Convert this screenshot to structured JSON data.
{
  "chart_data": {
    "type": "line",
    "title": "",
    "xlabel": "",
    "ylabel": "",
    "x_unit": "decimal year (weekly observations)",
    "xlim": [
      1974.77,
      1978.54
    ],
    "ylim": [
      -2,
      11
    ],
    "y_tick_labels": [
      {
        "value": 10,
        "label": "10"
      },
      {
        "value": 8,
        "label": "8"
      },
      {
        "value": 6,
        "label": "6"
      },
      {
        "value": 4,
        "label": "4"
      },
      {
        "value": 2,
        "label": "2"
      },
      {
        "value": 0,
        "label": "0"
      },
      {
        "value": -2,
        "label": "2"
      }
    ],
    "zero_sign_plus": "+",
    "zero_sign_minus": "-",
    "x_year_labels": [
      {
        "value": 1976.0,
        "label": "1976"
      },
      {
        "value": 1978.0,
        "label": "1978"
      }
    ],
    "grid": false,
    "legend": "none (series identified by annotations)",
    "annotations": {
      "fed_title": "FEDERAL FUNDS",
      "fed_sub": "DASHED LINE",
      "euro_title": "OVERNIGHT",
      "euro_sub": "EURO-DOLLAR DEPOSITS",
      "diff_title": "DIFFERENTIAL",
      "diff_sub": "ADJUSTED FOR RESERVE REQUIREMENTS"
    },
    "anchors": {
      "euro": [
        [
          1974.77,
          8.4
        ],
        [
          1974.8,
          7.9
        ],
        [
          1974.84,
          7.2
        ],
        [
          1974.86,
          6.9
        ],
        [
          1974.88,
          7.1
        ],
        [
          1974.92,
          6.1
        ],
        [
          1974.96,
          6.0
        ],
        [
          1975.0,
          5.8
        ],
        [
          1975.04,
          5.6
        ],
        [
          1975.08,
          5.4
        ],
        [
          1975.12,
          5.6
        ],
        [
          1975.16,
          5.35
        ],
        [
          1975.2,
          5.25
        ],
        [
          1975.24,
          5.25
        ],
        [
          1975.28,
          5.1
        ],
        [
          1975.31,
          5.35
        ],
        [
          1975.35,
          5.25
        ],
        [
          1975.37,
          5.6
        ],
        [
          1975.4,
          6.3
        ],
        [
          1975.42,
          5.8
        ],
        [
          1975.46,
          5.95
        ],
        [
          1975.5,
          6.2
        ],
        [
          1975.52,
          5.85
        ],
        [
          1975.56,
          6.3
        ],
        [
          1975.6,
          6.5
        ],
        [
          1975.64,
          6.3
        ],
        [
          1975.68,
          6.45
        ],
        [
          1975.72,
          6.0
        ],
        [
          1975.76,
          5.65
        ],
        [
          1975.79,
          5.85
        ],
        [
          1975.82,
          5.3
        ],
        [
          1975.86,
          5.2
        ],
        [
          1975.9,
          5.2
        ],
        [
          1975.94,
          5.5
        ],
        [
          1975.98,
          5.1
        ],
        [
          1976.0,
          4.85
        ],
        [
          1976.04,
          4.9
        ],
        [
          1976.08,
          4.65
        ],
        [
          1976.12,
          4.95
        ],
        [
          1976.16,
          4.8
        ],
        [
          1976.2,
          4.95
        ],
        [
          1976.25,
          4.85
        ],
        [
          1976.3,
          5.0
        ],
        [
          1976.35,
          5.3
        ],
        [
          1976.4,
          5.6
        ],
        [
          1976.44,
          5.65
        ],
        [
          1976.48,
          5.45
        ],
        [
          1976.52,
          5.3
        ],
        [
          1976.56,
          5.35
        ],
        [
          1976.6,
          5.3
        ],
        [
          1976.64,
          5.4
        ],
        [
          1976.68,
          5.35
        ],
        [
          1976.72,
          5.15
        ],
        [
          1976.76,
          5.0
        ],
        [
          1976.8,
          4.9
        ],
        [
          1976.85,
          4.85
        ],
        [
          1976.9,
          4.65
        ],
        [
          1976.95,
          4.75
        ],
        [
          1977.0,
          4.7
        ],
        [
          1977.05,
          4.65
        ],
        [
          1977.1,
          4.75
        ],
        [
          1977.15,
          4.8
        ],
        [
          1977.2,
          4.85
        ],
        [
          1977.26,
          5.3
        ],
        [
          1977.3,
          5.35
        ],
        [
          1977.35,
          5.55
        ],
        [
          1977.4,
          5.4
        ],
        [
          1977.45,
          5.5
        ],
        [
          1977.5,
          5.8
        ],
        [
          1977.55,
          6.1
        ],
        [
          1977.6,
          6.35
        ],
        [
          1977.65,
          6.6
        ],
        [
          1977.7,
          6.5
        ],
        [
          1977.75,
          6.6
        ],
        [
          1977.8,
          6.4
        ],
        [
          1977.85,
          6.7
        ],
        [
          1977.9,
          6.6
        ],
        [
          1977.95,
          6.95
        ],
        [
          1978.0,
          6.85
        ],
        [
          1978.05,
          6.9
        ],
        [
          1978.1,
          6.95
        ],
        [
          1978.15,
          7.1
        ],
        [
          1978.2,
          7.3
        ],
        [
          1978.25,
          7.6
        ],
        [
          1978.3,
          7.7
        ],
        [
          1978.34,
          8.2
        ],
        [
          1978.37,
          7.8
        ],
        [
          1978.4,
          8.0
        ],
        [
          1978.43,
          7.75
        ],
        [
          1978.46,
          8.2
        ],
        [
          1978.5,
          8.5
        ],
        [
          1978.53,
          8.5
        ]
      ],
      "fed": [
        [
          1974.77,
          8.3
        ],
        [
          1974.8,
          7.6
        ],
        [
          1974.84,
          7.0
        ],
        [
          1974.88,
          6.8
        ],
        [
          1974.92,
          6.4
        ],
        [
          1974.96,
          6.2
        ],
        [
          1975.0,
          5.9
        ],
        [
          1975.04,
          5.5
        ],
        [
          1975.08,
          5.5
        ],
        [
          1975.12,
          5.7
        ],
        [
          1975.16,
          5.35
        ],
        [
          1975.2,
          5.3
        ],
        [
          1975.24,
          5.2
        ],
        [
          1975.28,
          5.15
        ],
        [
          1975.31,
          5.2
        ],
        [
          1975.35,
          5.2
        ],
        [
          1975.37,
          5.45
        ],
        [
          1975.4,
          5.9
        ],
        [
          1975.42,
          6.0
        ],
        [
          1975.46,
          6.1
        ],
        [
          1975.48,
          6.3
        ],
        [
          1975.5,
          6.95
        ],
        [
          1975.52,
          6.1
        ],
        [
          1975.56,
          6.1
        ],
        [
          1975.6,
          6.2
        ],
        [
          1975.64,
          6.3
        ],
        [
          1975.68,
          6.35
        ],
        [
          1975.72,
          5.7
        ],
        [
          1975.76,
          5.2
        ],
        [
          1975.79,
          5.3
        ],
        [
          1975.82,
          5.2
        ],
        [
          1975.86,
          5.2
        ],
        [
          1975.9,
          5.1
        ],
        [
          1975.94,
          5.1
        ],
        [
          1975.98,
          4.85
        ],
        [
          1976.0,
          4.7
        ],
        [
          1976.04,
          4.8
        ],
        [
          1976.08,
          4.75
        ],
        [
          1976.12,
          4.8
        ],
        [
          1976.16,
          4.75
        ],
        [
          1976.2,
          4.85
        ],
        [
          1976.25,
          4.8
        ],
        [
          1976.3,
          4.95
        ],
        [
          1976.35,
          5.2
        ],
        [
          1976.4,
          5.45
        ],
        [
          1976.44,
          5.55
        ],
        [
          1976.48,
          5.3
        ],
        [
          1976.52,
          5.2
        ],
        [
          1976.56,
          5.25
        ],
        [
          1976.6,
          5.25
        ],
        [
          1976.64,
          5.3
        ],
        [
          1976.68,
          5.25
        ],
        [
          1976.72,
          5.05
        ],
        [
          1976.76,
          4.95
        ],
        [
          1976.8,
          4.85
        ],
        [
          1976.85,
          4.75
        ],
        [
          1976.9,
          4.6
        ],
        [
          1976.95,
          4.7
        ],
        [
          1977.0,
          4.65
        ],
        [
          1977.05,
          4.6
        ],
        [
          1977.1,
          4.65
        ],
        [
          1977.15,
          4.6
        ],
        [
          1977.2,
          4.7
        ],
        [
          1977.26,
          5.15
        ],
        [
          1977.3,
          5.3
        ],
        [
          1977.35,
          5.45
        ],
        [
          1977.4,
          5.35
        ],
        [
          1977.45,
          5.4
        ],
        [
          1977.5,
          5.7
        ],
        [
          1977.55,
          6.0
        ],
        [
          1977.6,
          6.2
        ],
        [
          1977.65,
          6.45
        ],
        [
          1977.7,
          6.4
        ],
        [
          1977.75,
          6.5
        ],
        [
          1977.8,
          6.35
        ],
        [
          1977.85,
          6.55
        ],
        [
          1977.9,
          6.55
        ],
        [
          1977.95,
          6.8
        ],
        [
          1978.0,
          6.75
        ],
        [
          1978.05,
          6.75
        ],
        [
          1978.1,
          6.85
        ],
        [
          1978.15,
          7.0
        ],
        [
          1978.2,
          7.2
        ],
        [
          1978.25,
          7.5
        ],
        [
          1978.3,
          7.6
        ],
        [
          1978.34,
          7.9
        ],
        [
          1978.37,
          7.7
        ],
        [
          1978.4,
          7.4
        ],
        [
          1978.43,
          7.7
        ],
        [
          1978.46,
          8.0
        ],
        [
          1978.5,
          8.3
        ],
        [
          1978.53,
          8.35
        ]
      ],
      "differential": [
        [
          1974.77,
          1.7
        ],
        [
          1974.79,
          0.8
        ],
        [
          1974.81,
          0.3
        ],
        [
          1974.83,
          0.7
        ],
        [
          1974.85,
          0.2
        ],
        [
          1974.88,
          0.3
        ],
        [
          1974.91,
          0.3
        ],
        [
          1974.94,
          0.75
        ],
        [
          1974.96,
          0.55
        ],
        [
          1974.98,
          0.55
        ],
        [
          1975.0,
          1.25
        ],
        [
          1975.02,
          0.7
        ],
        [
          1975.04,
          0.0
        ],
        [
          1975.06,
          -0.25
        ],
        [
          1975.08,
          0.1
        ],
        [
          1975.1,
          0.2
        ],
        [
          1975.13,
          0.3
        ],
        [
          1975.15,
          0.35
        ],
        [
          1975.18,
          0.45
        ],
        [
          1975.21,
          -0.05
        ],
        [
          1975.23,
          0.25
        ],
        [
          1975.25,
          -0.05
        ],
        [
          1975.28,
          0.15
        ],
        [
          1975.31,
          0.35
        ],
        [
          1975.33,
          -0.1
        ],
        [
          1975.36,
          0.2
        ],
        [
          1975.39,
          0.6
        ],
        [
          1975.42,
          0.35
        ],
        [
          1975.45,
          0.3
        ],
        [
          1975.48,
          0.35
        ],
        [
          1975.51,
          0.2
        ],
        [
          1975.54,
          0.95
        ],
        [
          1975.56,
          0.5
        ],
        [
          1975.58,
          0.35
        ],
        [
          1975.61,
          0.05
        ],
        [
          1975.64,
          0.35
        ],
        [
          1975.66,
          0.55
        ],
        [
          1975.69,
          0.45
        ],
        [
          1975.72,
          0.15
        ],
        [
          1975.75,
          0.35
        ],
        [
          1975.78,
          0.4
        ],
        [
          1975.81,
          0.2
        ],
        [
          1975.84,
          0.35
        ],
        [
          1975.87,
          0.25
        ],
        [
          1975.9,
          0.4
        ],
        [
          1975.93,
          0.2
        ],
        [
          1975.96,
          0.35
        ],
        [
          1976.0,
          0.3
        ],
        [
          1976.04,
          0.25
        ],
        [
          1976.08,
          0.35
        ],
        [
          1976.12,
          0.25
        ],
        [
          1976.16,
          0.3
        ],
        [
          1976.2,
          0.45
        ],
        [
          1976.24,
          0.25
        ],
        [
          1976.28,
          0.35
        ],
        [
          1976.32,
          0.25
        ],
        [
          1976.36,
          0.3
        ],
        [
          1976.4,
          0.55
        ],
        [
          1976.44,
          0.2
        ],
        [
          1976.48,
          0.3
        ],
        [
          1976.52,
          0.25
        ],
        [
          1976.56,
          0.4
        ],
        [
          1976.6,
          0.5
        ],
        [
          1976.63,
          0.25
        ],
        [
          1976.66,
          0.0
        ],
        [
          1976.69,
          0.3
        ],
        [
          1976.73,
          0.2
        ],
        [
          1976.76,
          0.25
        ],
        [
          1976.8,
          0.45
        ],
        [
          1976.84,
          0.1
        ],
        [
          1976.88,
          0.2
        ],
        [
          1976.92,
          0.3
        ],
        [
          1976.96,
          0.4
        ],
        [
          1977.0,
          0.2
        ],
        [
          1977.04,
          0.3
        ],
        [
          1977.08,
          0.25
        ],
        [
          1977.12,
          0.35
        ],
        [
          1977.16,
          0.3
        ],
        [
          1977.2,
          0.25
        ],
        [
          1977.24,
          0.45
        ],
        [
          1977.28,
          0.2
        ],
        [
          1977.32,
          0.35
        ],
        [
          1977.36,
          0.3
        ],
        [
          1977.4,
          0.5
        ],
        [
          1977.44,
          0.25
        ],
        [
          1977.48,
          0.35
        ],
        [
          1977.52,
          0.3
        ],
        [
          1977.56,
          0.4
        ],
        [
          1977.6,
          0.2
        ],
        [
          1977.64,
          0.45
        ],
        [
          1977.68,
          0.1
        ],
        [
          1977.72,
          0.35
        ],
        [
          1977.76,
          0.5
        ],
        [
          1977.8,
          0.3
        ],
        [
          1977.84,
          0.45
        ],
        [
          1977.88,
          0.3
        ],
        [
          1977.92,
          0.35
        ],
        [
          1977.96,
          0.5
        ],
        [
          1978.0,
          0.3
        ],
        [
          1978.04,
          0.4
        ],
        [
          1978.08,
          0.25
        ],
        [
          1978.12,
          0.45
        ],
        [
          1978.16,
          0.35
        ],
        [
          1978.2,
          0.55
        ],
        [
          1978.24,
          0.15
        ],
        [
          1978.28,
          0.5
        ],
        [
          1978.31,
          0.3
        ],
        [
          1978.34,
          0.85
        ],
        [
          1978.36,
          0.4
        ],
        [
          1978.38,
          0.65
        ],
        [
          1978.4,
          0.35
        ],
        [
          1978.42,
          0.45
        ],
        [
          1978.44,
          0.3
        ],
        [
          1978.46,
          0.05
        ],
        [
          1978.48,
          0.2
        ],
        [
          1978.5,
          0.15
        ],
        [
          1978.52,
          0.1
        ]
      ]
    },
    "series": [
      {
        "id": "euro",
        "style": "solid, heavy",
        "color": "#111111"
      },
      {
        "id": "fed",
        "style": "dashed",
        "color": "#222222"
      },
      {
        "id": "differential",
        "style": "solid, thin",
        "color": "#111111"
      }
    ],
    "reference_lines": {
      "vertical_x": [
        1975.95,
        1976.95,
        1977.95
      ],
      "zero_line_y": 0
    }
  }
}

------------

▶ [Instruction]: Check each line of the records above for "style", and copy those that have it.

▶ [Reply to the exercise]:
        "style": "solid, heavy",
        "style": "dashed",
        "style": "solid, thin",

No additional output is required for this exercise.